Exercise =
Take every line from the listing below that contains "SDTVAR".

Available data =

______________________________

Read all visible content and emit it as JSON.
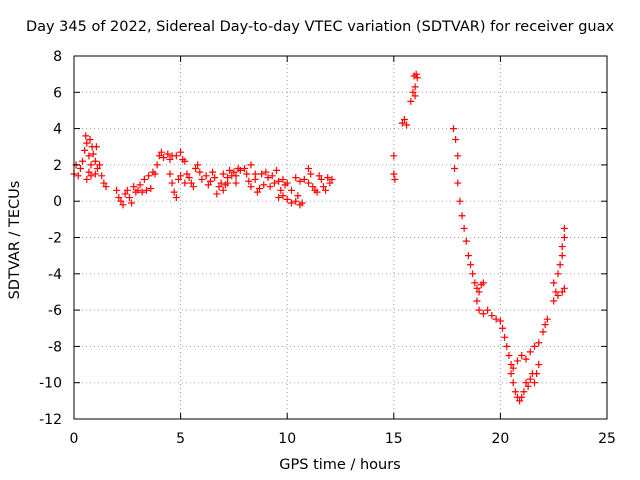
{
  "chart_data": {
    "type": "scatter",
    "title": "Day 345 of 2022, Sidereal Day-to-day VTEC variation (SDTVAR) for receiver guax",
    "xlabel": "GPS time / hours",
    "ylabel": "SDTVAR / TECUs",
    "xlim": [
      0,
      25
    ],
    "ylim": [
      -12,
      8
    ],
    "xticks": [
      0,
      5,
      10,
      15,
      20,
      25
    ],
    "yticks": [
      -12,
      -10,
      -8,
      -6,
      -4,
      -2,
      0,
      2,
      4,
      6,
      8
    ],
    "grid": true,
    "marker": "+",
    "color": "#ff0000",
    "series": [
      {
        "name": "SDTVAR",
        "points": [
          [
            0.0,
            1.5
          ],
          [
            0.1,
            2.0
          ],
          [
            0.2,
            1.4
          ],
          [
            0.3,
            1.8
          ],
          [
            0.4,
            2.2
          ],
          [
            0.5,
            2.8
          ],
          [
            0.55,
            3.6
          ],
          [
            0.6,
            3.2
          ],
          [
            0.7,
            2.5
          ],
          [
            0.75,
            3.4
          ],
          [
            0.8,
            2.0
          ],
          [
            0.85,
            3.0
          ],
          [
            0.9,
            2.6
          ],
          [
            1.0,
            2.2
          ],
          [
            1.05,
            3.0
          ],
          [
            1.1,
            1.8
          ],
          [
            1.2,
            2.0
          ],
          [
            1.3,
            1.4
          ],
          [
            1.4,
            1.0
          ],
          [
            1.5,
            0.8
          ],
          [
            0.6,
            1.2
          ],
          [
            0.7,
            1.6
          ],
          [
            0.8,
            1.4
          ],
          [
            1.0,
            1.5
          ],
          [
            2.0,
            0.6
          ],
          [
            2.1,
            0.2
          ],
          [
            2.2,
            0.0
          ],
          [
            2.3,
            -0.2
          ],
          [
            2.4,
            0.4
          ],
          [
            2.5,
            0.6
          ],
          [
            2.6,
            0.2
          ],
          [
            2.7,
            -0.1
          ],
          [
            2.8,
            0.8
          ],
          [
            2.9,
            0.5
          ],
          [
            3.0,
            0.6
          ],
          [
            3.1,
            0.9
          ],
          [
            3.2,
            0.5
          ],
          [
            3.3,
            1.2
          ],
          [
            3.4,
            0.6
          ],
          [
            3.5,
            1.4
          ],
          [
            3.6,
            0.7
          ],
          [
            3.7,
            1.6
          ],
          [
            3.8,
            1.5
          ],
          [
            3.9,
            2.0
          ],
          [
            4.0,
            2.5
          ],
          [
            4.1,
            2.7
          ],
          [
            4.2,
            2.4
          ],
          [
            4.4,
            2.6
          ],
          [
            4.5,
            2.3
          ],
          [
            4.6,
            2.5
          ],
          [
            4.8,
            2.5
          ],
          [
            5.0,
            2.7
          ],
          [
            5.1,
            2.3
          ],
          [
            5.2,
            2.2
          ],
          [
            4.5,
            1.5
          ],
          [
            4.6,
            1.0
          ],
          [
            4.7,
            0.5
          ],
          [
            4.8,
            0.2
          ],
          [
            4.9,
            1.2
          ],
          [
            5.0,
            1.4
          ],
          [
            5.2,
            1.0
          ],
          [
            5.3,
            1.5
          ],
          [
            5.4,
            1.3
          ],
          [
            5.5,
            1.0
          ],
          [
            5.6,
            0.8
          ],
          [
            5.7,
            1.8
          ],
          [
            5.8,
            2.0
          ],
          [
            5.9,
            1.6
          ],
          [
            6.0,
            1.2
          ],
          [
            6.2,
            1.4
          ],
          [
            6.3,
            0.9
          ],
          [
            6.4,
            1.1
          ],
          [
            6.5,
            1.6
          ],
          [
            6.6,
            1.3
          ],
          [
            6.7,
            0.4
          ],
          [
            6.8,
            0.8
          ],
          [
            6.9,
            1.0
          ],
          [
            7.0,
            1.5
          ],
          [
            7.1,
            0.9
          ],
          [
            7.2,
            1.3
          ],
          [
            7.3,
            1.7
          ],
          [
            7.4,
            1.4
          ],
          [
            7.5,
            1.6
          ],
          [
            7.6,
            1.0
          ],
          [
            7.7,
            1.8
          ],
          [
            7.8,
            1.7
          ],
          [
            8.0,
            1.8
          ],
          [
            8.1,
            1.5
          ],
          [
            8.3,
            2.0
          ],
          [
            8.5,
            1.5
          ],
          [
            7.0,
            0.6
          ],
          [
            7.2,
            1.0
          ],
          [
            7.6,
            1.4
          ],
          [
            8.2,
            1.1
          ],
          [
            8.3,
            0.8
          ],
          [
            8.5,
            1.2
          ],
          [
            8.6,
            0.5
          ],
          [
            8.7,
            0.7
          ],
          [
            8.8,
            1.5
          ],
          [
            8.9,
            0.9
          ],
          [
            9.0,
            1.6
          ],
          [
            9.1,
            1.3
          ],
          [
            9.2,
            0.8
          ],
          [
            9.3,
            1.4
          ],
          [
            9.4,
            1.0
          ],
          [
            9.5,
            1.7
          ],
          [
            9.6,
            1.1
          ],
          [
            9.7,
            0.6
          ],
          [
            9.8,
            1.2
          ],
          [
            9.9,
            0.9
          ],
          [
            10.0,
            1.0
          ],
          [
            10.2,
            0.6
          ],
          [
            10.4,
            1.3
          ],
          [
            10.5,
            0.3
          ],
          [
            10.6,
            1.1
          ],
          [
            10.8,
            1.2
          ],
          [
            11.0,
            1.0
          ],
          [
            9.6,
            0.2
          ],
          [
            9.8,
            0.3
          ],
          [
            10.0,
            0.1
          ],
          [
            10.2,
            -0.1
          ],
          [
            10.4,
            0.0
          ],
          [
            10.6,
            -0.2
          ],
          [
            10.7,
            -0.1
          ],
          [
            11.0,
            1.8
          ],
          [
            11.1,
            1.5
          ],
          [
            11.2,
            0.8
          ],
          [
            11.3,
            0.6
          ],
          [
            11.4,
            0.5
          ],
          [
            11.6,
            1.2
          ],
          [
            11.8,
            0.6
          ],
          [
            12.0,
            1.0
          ],
          [
            12.1,
            1.2
          ],
          [
            11.5,
            1.4
          ],
          [
            11.7,
            0.8
          ],
          [
            11.9,
            1.3
          ],
          [
            15.0,
            2.5
          ],
          [
            15.0,
            1.5
          ],
          [
            15.05,
            1.2
          ],
          [
            15.4,
            4.3
          ],
          [
            15.5,
            4.5
          ],
          [
            15.6,
            4.2
          ],
          [
            15.8,
            5.5
          ],
          [
            15.9,
            6.0
          ],
          [
            16.0,
            6.3
          ],
          [
            16.0,
            5.8
          ],
          [
            15.95,
            6.9
          ],
          [
            16.05,
            7.0
          ],
          [
            16.1,
            6.8
          ],
          [
            17.8,
            4.0
          ],
          [
            17.9,
            3.4
          ],
          [
            18.0,
            2.5
          ],
          [
            17.85,
            1.8
          ],
          [
            18.0,
            1.0
          ],
          [
            18.1,
            0.0
          ],
          [
            18.2,
            -0.8
          ],
          [
            18.3,
            -1.5
          ],
          [
            18.4,
            -2.2
          ],
          [
            18.5,
            -3.0
          ],
          [
            18.6,
            -3.5
          ],
          [
            18.7,
            -4.0
          ],
          [
            18.8,
            -4.5
          ],
          [
            18.9,
            -4.8
          ],
          [
            19.0,
            -5.0
          ],
          [
            19.1,
            -4.6
          ],
          [
            19.2,
            -4.5
          ],
          [
            18.9,
            -5.5
          ],
          [
            19.0,
            -6.0
          ],
          [
            19.2,
            -6.2
          ],
          [
            19.4,
            -6.0
          ],
          [
            19.6,
            -6.3
          ],
          [
            19.8,
            -6.5
          ],
          [
            20.0,
            -6.6
          ],
          [
            20.1,
            -7.0
          ],
          [
            20.2,
            -7.5
          ],
          [
            20.3,
            -8.0
          ],
          [
            20.4,
            -8.5
          ],
          [
            20.5,
            -9.5
          ],
          [
            20.6,
            -10.0
          ],
          [
            20.7,
            -10.5
          ],
          [
            20.8,
            -10.8
          ],
          [
            20.9,
            -11.0
          ],
          [
            21.0,
            -10.8
          ],
          [
            21.1,
            -10.5
          ],
          [
            21.2,
            -10.0
          ],
          [
            21.3,
            -10.2
          ],
          [
            21.4,
            -9.8
          ],
          [
            21.5,
            -9.5
          ],
          [
            21.6,
            -10.0
          ],
          [
            21.7,
            -9.5
          ],
          [
            21.8,
            -9.0
          ],
          [
            20.5,
            -9.0
          ],
          [
            20.6,
            -9.2
          ],
          [
            20.8,
            -8.8
          ],
          [
            21.0,
            -8.5
          ],
          [
            21.2,
            -8.7
          ],
          [
            21.4,
            -8.3
          ],
          [
            21.6,
            -8.0
          ],
          [
            21.8,
            -7.8
          ],
          [
            22.0,
            -7.2
          ],
          [
            22.1,
            -6.8
          ],
          [
            22.2,
            -6.5
          ],
          [
            22.5,
            -5.5
          ],
          [
            22.6,
            -5.0
          ],
          [
            22.5,
            -4.5
          ],
          [
            22.7,
            -4.0
          ],
          [
            22.8,
            -3.5
          ],
          [
            22.9,
            -3.0
          ],
          [
            22.9,
            -2.5
          ],
          [
            23.0,
            -2.0
          ],
          [
            23.0,
            -1.5
          ],
          [
            22.7,
            -5.2
          ],
          [
            22.9,
            -5.0
          ],
          [
            23.0,
            -4.8
          ]
        ]
      }
    ]
  }
}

______________________________

Full response =
    "title": "Day 345 of 2022, Sidereal Day-to-day VTEC variation (SDTVAR) for receiver guax",
    "ylabel": "SDTVAR / TECUs",
        "name": "SDTVAR",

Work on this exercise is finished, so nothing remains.